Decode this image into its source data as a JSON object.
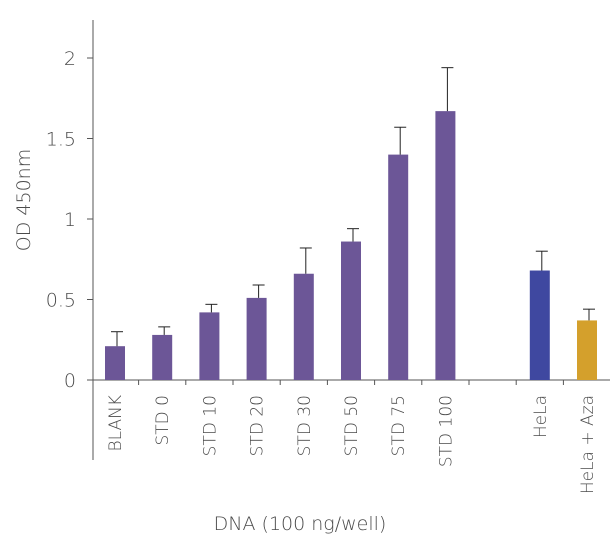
{
  "chart_data": {
    "type": "bar",
    "title": "",
    "xlabel": "DNA (100 ng/well)",
    "ylabel": "OD 450nm",
    "ylim": [
      0,
      2.2
    ],
    "yticks": [
      {
        "value": 0,
        "label": "0"
      },
      {
        "value": 0.5,
        "label": "0.5"
      },
      {
        "value": 1,
        "label": "1"
      },
      {
        "value": 1.5,
        "label": "1.5"
      },
      {
        "value": 2,
        "label": "2"
      }
    ],
    "grid": false,
    "legend": "none",
    "categories": [
      "BLANK",
      "STD 0",
      "STD 10",
      "STD 20",
      "STD 30",
      "STD 50",
      "STD 75",
      "STD 100",
      "",
      "HeLa",
      "HeLa + Aza"
    ],
    "values": [
      0.21,
      0.28,
      0.42,
      0.51,
      0.66,
      0.86,
      1.4,
      1.67,
      null,
      0.68,
      0.37
    ],
    "errors": [
      0.09,
      0.05,
      0.05,
      0.08,
      0.16,
      0.08,
      0.17,
      0.27,
      null,
      0.12,
      0.07
    ],
    "colors": [
      "#6c5697",
      "#6c5697",
      "#6c5697",
      "#6c5697",
      "#6c5697",
      "#6c5697",
      "#6c5697",
      "#6c5697",
      null,
      "#3f48a0",
      "#d4a02c"
    ]
  }
}
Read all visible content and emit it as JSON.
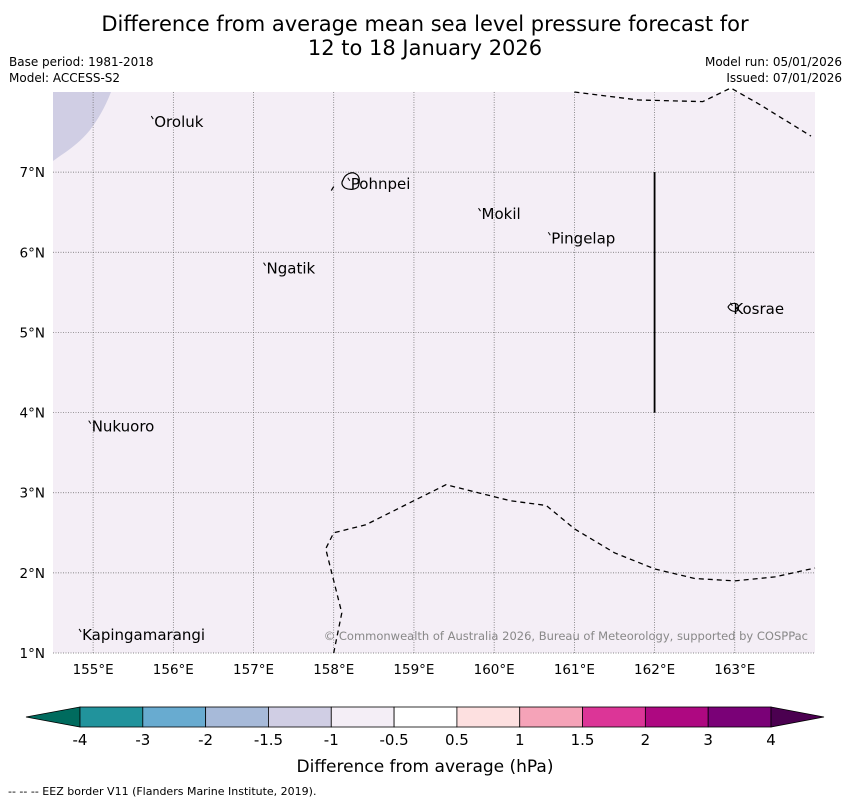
{
  "title": {
    "line1": "Difference from average mean sea level pressure forecast for",
    "line2": "12 to 18 January 2026"
  },
  "meta": {
    "base_period": "Base period: 1981-2018",
    "model": "Model: ACCESS-S2",
    "model_run": "Model run: 05/01/2026",
    "issued": "Issued: 07/01/2026"
  },
  "map": {
    "lon_range": [
      154.5,
      164.0
    ],
    "lat_range": [
      1.0,
      8.0
    ],
    "lon_ticks": [
      {
        "value": 155,
        "label": "155°E"
      },
      {
        "value": 156,
        "label": "156°E"
      },
      {
        "value": 157,
        "label": "157°E"
      },
      {
        "value": 158,
        "label": "158°E"
      },
      {
        "value": 159,
        "label": "159°E"
      },
      {
        "value": 160,
        "label": "160°E"
      },
      {
        "value": 161,
        "label": "161°E"
      },
      {
        "value": 162,
        "label": "162°E"
      },
      {
        "value": 163,
        "label": "163°E"
      }
    ],
    "lat_ticks": [
      {
        "value": 1,
        "label": "1°N"
      },
      {
        "value": 2,
        "label": "2°N"
      },
      {
        "value": 3,
        "label": "3°N"
      },
      {
        "value": 4,
        "label": "4°N"
      },
      {
        "value": 5,
        "label": "5°N"
      },
      {
        "value": 6,
        "label": "6°N"
      },
      {
        "value": 7,
        "label": "7°N"
      }
    ],
    "background_color": "#f4eef6",
    "anomaly_patch_color": "#ceceе0",
    "places": [
      {
        "name": "Oroluk",
        "lon": 155.75,
        "lat": 7.65
      },
      {
        "name": "Pohnpei",
        "lon": 158.2,
        "lat": 6.88
      },
      {
        "name": "Mokil",
        "lon": 159.83,
        "lat": 6.5
      },
      {
        "name": "Pingelap",
        "lon": 160.7,
        "lat": 6.2
      },
      {
        "name": "Ngatik",
        "lon": 157.15,
        "lat": 5.82
      },
      {
        "name": "Kosrae",
        "lon": 162.97,
        "lat": 5.32
      },
      {
        "name": "Nukuoro",
        "lon": 154.97,
        "lat": 3.85
      },
      {
        "name": "Kapingamarangi",
        "lon": 154.85,
        "lat": 1.25
      }
    ],
    "eez_border_top": [
      [
        161.0,
        8.0
      ],
      [
        161.8,
        7.9
      ],
      [
        162.6,
        7.88
      ],
      [
        162.95,
        8.05
      ],
      [
        163.3,
        7.85
      ],
      [
        163.95,
        7.45
      ]
    ],
    "eez_border_bottom": [
      [
        158.0,
        1.0
      ],
      [
        158.1,
        1.5
      ],
      [
        157.9,
        2.3
      ],
      [
        158.0,
        2.5
      ],
      [
        158.4,
        2.6
      ],
      [
        159.0,
        2.9
      ],
      [
        159.4,
        3.1
      ],
      [
        159.8,
        3.0
      ],
      [
        160.2,
        2.9
      ],
      [
        160.65,
        2.84
      ],
      [
        161.0,
        2.55
      ],
      [
        161.5,
        2.25
      ],
      [
        162.0,
        2.05
      ],
      [
        162.5,
        1.93
      ],
      [
        163.0,
        1.9
      ],
      [
        163.5,
        1.95
      ],
      [
        164.0,
        2.06
      ]
    ],
    "eez_border_small": [
      [
        157.97,
        6.77
      ],
      [
        158.0,
        6.82
      ]
    ],
    "boundary_line": [
      [
        162.0,
        7.0
      ],
      [
        162.0,
        4.0
      ]
    ],
    "copyright": "© Commonwealth of Australia 2026, Bureau of Meteorology, supported by COSPPac"
  },
  "colorbar": {
    "title": "Difference from average (hPa)",
    "low_extend_color": "#006b5e",
    "high_extend_color": "#4b0050",
    "bins": [
      {
        "color": "#21939c"
      },
      {
        "color": "#68abd0"
      },
      {
        "color": "#a7bad9"
      },
      {
        "color": "#d0cee4"
      },
      {
        "color": "#f4eef6"
      },
      {
        "color": "#ffffff"
      },
      {
        "color": "#fde0e0"
      },
      {
        "color": "#f5a3b8"
      },
      {
        "color": "#dc3597"
      },
      {
        "color": "#ae0881"
      },
      {
        "color": "#7a0177"
      }
    ],
    "labels": [
      "-4",
      "-3",
      "-2",
      "-1.5",
      "-1",
      "-0.5",
      "0.5",
      "1",
      "1.5",
      "2",
      "3",
      "4"
    ]
  },
  "footer": "--  --  -- EEZ border V11 (Flanders Marine Institute, 2019)."
}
* * * *
# DIRECTIVE
Isolate the lines that hold the word "Model" and copy all of them.

# ANSWER TO THE TASK
    "model": "Model: ACCESS-S2",
    "model_run": "Model run: 05/01/2026",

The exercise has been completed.